Work required
How many of the lines that follow contain the word "Total"? Give only the number.
========
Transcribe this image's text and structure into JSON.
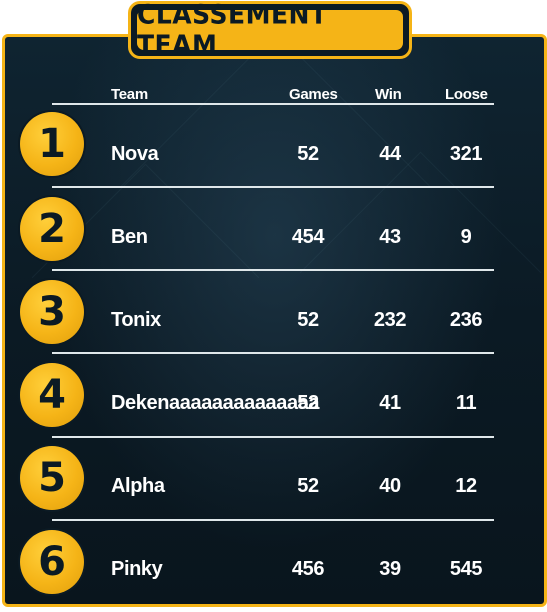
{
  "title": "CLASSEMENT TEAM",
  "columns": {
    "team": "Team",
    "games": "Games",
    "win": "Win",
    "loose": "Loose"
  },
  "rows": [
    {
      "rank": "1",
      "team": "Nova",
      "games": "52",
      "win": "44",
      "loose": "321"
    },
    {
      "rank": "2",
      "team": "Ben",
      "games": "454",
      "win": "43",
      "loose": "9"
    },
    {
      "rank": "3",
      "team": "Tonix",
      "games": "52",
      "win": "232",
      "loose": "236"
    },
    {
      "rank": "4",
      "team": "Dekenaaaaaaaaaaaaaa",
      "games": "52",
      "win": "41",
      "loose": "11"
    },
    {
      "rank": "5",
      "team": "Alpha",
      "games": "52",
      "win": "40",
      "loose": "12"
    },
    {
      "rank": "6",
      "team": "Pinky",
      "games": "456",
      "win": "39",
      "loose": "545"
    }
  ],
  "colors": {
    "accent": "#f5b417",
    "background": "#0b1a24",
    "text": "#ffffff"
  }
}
========
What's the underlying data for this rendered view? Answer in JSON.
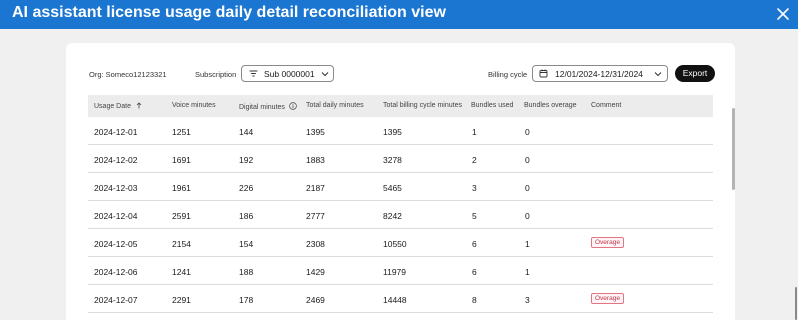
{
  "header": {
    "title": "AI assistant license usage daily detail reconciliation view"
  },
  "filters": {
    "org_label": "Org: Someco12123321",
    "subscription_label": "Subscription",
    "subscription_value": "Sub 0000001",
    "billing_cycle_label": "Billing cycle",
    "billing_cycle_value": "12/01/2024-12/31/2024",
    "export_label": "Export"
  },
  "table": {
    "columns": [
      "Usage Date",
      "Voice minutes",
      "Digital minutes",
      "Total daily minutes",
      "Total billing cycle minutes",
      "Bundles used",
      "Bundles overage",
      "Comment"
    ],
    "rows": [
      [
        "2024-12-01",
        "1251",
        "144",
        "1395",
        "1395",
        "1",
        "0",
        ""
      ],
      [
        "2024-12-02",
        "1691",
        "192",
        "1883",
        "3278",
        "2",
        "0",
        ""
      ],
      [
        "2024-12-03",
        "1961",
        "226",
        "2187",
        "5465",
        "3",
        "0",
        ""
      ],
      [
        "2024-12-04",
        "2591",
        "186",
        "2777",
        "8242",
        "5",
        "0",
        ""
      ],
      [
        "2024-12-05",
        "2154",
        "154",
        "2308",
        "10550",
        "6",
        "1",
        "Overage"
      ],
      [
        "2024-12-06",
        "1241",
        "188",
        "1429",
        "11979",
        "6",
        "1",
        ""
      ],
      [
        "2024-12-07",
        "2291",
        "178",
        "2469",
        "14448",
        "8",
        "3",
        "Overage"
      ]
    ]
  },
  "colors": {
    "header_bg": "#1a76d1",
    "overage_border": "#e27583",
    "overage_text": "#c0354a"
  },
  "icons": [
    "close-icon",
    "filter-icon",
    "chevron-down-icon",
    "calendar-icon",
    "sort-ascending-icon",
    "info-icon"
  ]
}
========
The result
2